### Short task
Transcribe all of the material below word for word and leave out its pictures.

### Information provided
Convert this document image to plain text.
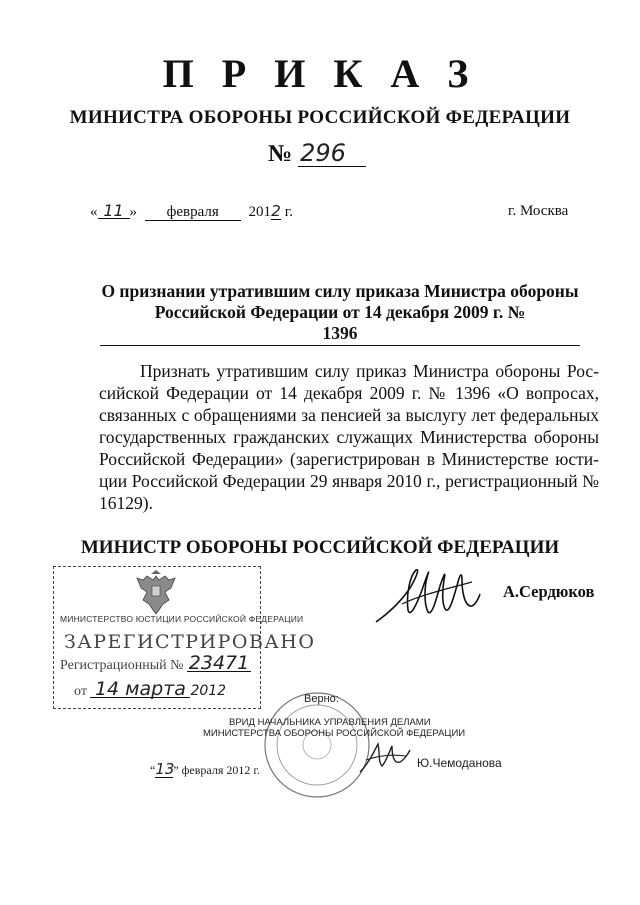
П Р И К А З
МИНИСТРА ОБОРОНЫ РОССИЙСКОЙ ФЕДЕРАЦИИ
№ 296
« 11 » февраля 2012 г.	г. Москва
О признании утратившим силу приказа Министра обороны
Российской Федерации от 14 декабря 2009 г. № 1396
Признать утратившим силу приказ Министра обороны Российской Федерации от 14 декабря 2009 г. № 1396 «О вопросах, связанных с обращениями за пенсией за выслугу лет федеральных государственных гражданских служащих Министерства обороны Российской Федерации» (зарегистрирован в Министерстве юстиции Российской Федерации 29 января 2010 г., регистрационный № 16129).
МИНИСТР ОБОРОНЫ РОССИЙСКОЙ ФЕДЕРАЦИИ
А.Сердюков
МИНИСТЕРСТВО ЮСТИЦИИ РОССИЙСКОЙ ФЕДЕРАЦИИ
ЗАРЕГИСТРИРОВАНО
Регистрационный № 23471
от 14 марта 2012	Верно:
ВРИД НАЧАЛЬНИКА УПРАВЛЕНИЯ ДЕЛАМИ
МИНИСТЕРСТВА ОБОРОНЫ РОССИЙСКОЙ ФЕДЕРАЦИИ
“13” февраля 2012 г.	Ю.Чемоданова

### Output of the exercise
Convert this document image to plain text.
П Р И К А З
МИНИСТРА ОБОРОНЫ РОССИЙСКОЙ ФЕДЕРАЦИИ
№ 296
« 11 » февраля 2012 г.	г. Москва
О признании утратившим силу приказа Министра обороны
Российской Федерации от 14 декабря 2009 г. № 1396
Признать утратившим силу приказ Министра обороны Российской Федерации от 14 декабря 2009 г. № 1396 «О вопросах, связанных с обращениями за пенсией за выслугу лет федеральных государственных гражданских служащих Министерства обороны Российской Федерации» (зарегистрирован в Министерстве юстиции Российской Федерации 29 января 2010 г., регистрационный № 16129).
МИНИСТР ОБОРОНЫ РОССИЙСКОЙ ФЕДЕРАЦИИ
А.Сердюков
МИНИСТЕРСТВО ЮСТИЦИИ РОССИЙСКОЙ ФЕДЕРАЦИИ
ЗАРЕГИСТРИРОВАНО
Регистрационный № 23471
от 14 марта 2012	Верно:
ВРИД НАЧАЛЬНИКА УПРАВЛЕНИЯ ДЕЛАМИ
МИНИСТЕРСТВА ОБОРОНЫ РОССИЙСКОЙ ФЕДЕРАЦИИ
“13” февраля 2012 г.	Ю.Чемоданова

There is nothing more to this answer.